Data entries
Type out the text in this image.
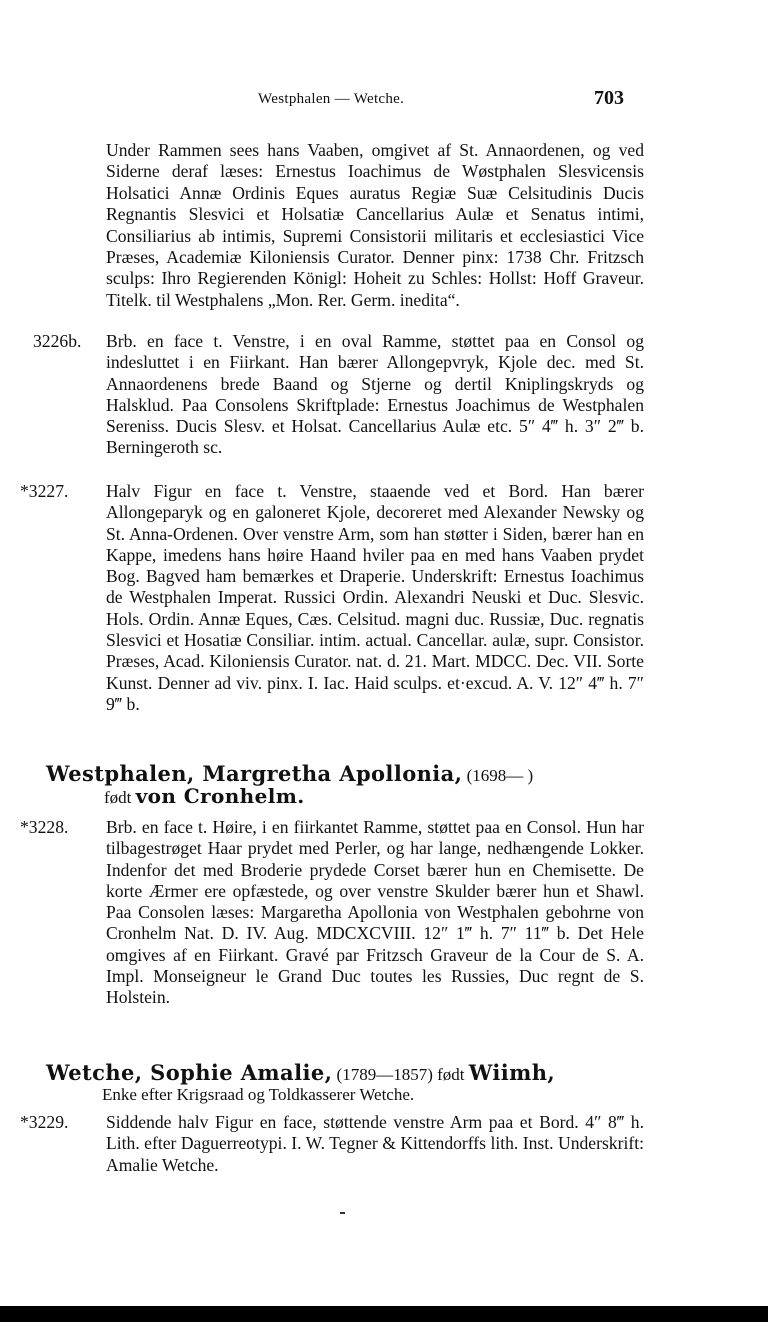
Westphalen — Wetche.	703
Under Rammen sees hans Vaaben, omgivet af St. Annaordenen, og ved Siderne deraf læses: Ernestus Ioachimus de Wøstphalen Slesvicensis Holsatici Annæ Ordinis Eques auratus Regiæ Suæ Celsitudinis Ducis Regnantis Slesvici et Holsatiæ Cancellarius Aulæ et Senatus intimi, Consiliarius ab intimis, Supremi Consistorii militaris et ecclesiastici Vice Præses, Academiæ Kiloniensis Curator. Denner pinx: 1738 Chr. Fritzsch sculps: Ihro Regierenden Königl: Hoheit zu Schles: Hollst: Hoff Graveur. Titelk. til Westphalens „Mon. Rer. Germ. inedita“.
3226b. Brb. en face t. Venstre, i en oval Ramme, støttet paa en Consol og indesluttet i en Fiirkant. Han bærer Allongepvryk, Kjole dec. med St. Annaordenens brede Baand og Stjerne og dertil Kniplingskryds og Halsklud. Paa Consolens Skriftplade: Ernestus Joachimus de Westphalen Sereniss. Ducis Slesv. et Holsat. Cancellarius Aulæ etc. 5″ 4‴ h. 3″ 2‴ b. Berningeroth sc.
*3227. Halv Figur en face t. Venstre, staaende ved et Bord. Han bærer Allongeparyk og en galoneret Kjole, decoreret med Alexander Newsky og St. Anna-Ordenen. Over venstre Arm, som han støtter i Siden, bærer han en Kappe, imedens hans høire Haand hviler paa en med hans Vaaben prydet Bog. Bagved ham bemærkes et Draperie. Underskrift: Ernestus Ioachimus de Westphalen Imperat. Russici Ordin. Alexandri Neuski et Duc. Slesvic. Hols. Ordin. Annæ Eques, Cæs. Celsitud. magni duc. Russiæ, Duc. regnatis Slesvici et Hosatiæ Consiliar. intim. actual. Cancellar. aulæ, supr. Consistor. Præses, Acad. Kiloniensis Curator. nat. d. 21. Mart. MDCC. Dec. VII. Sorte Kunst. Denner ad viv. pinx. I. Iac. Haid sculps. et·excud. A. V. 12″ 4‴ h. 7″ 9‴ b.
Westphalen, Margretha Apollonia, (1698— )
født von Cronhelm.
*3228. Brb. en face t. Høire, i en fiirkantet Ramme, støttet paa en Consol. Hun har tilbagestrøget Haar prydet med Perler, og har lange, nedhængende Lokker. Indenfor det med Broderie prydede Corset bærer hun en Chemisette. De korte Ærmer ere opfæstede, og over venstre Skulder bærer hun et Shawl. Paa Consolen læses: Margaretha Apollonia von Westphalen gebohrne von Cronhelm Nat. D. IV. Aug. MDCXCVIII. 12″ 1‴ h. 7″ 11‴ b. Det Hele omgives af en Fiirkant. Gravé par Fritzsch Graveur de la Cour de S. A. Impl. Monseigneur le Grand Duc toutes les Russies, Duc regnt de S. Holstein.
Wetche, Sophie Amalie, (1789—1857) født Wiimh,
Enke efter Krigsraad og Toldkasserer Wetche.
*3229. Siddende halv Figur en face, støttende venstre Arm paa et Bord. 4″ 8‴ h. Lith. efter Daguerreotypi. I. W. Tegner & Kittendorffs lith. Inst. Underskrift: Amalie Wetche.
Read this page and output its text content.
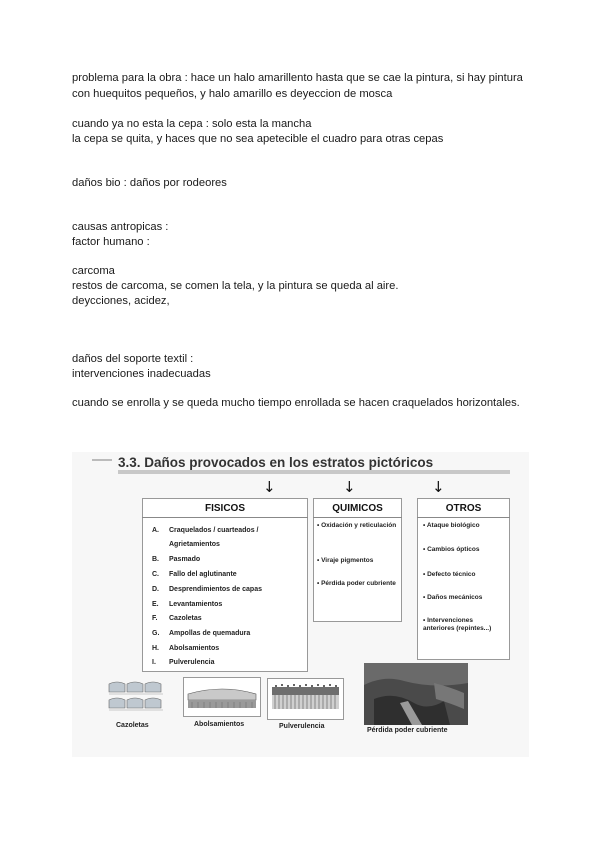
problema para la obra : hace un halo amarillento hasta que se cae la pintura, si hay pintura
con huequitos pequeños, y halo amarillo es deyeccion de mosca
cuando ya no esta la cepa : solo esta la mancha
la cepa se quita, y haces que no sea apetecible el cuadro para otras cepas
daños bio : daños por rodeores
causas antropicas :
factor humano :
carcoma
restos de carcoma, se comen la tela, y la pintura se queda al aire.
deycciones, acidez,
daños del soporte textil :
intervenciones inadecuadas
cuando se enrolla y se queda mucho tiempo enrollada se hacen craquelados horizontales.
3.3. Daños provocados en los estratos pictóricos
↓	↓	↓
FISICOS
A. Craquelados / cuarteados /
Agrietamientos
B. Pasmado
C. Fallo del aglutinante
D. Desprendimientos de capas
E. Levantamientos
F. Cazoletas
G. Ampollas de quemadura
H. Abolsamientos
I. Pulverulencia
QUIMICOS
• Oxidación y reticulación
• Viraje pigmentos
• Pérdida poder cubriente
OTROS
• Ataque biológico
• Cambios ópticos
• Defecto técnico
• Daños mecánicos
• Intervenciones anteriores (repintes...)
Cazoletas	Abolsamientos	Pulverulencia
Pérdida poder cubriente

...

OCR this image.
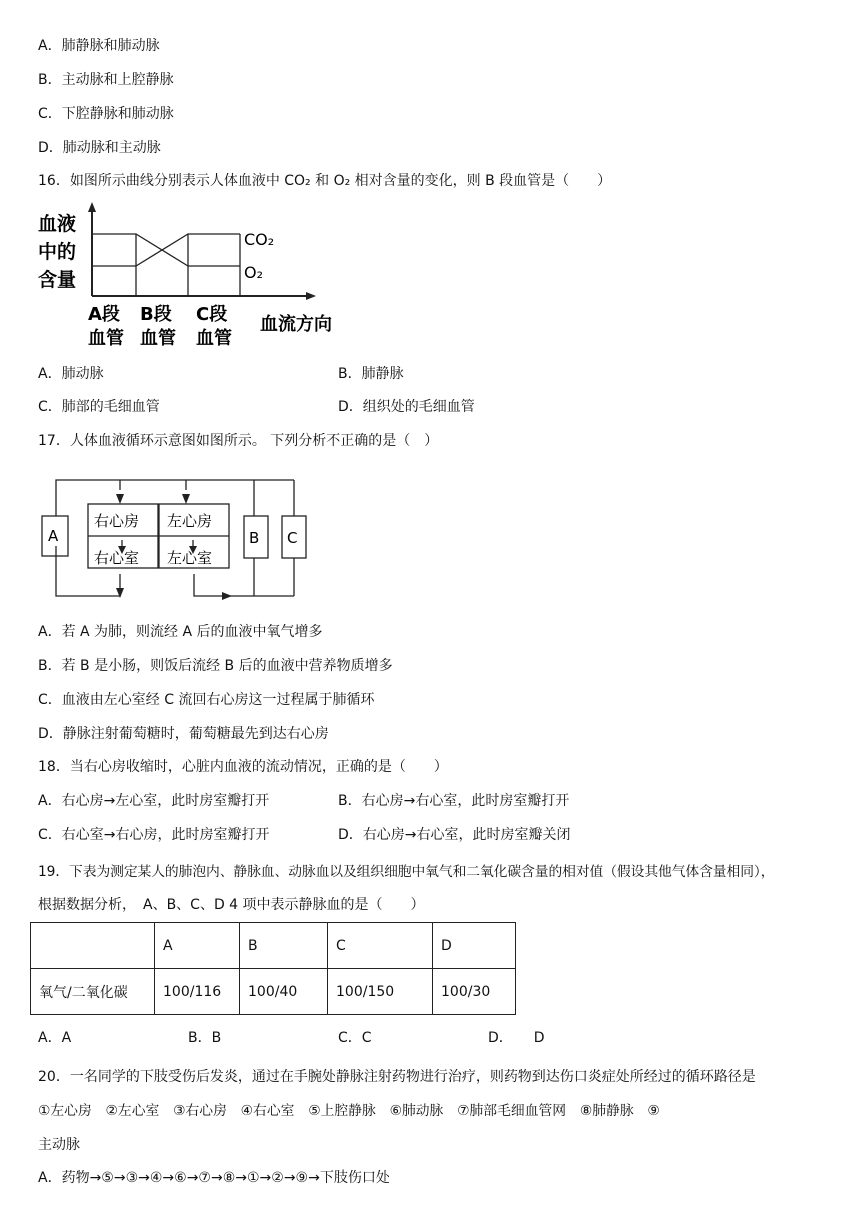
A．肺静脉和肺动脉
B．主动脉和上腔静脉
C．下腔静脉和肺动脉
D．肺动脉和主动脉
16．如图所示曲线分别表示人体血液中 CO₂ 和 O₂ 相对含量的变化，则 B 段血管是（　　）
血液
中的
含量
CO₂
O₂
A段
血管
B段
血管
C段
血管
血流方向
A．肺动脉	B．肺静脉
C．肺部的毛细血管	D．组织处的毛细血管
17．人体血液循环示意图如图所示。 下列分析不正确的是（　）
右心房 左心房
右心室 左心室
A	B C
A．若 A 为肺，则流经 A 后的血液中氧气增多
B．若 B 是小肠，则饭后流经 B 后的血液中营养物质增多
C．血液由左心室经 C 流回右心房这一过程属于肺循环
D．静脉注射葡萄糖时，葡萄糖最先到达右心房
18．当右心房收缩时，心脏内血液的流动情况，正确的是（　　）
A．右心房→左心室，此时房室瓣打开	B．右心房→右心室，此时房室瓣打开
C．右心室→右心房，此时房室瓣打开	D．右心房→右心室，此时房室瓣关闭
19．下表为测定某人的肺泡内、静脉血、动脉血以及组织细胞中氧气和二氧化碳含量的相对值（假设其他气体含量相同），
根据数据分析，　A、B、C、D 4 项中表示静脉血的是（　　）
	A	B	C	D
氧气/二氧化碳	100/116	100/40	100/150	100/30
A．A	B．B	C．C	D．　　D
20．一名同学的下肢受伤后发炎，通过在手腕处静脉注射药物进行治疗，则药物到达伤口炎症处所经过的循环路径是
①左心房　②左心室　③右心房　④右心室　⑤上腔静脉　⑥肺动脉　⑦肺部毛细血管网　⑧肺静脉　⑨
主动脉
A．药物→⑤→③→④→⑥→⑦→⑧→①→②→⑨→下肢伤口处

--

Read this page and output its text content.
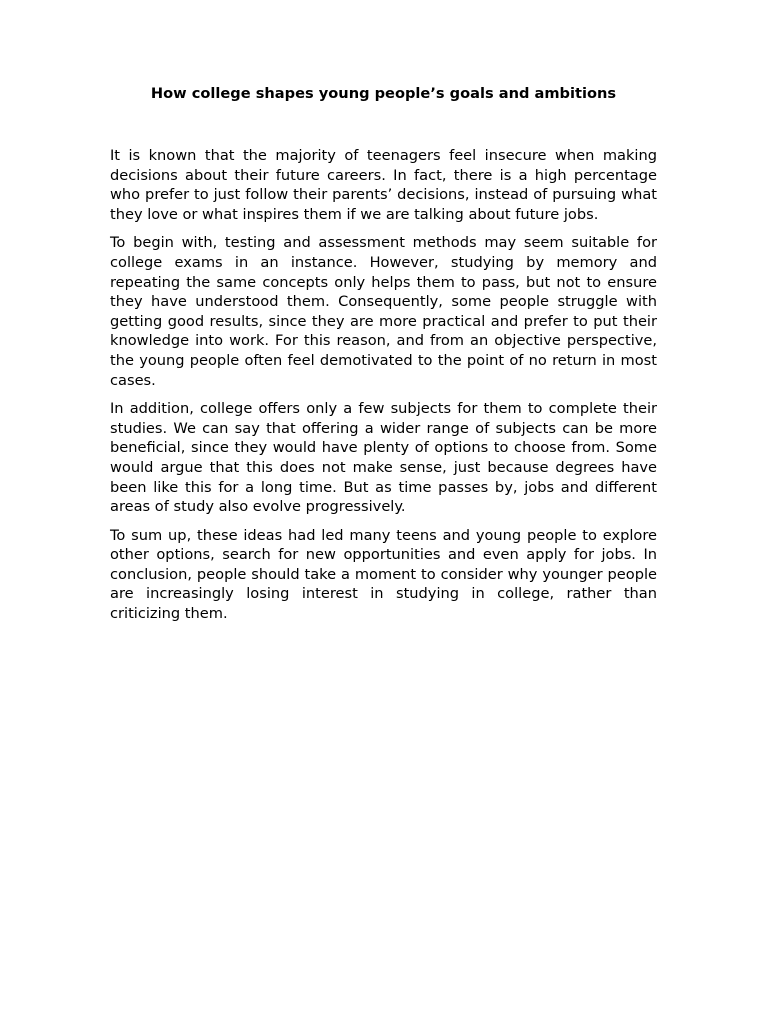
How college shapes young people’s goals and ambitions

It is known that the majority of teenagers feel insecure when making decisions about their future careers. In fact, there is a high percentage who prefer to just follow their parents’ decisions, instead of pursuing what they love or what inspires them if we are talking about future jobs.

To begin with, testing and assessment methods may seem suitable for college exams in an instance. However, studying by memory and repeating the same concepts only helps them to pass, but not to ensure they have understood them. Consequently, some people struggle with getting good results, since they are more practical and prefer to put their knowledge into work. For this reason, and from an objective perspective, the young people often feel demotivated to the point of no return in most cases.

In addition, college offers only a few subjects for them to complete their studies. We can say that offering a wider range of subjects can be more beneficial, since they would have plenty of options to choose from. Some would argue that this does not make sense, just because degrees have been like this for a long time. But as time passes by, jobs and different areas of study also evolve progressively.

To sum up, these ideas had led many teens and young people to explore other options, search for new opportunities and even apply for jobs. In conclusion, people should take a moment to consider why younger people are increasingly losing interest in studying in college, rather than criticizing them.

▶ _Directions for this task_: Pick each line holding the word "carcoma" out of the data and copy it.

▶ _Written response_:
carcoma
restos de carcoma, se comen la tela, y la pintura se queda al aire.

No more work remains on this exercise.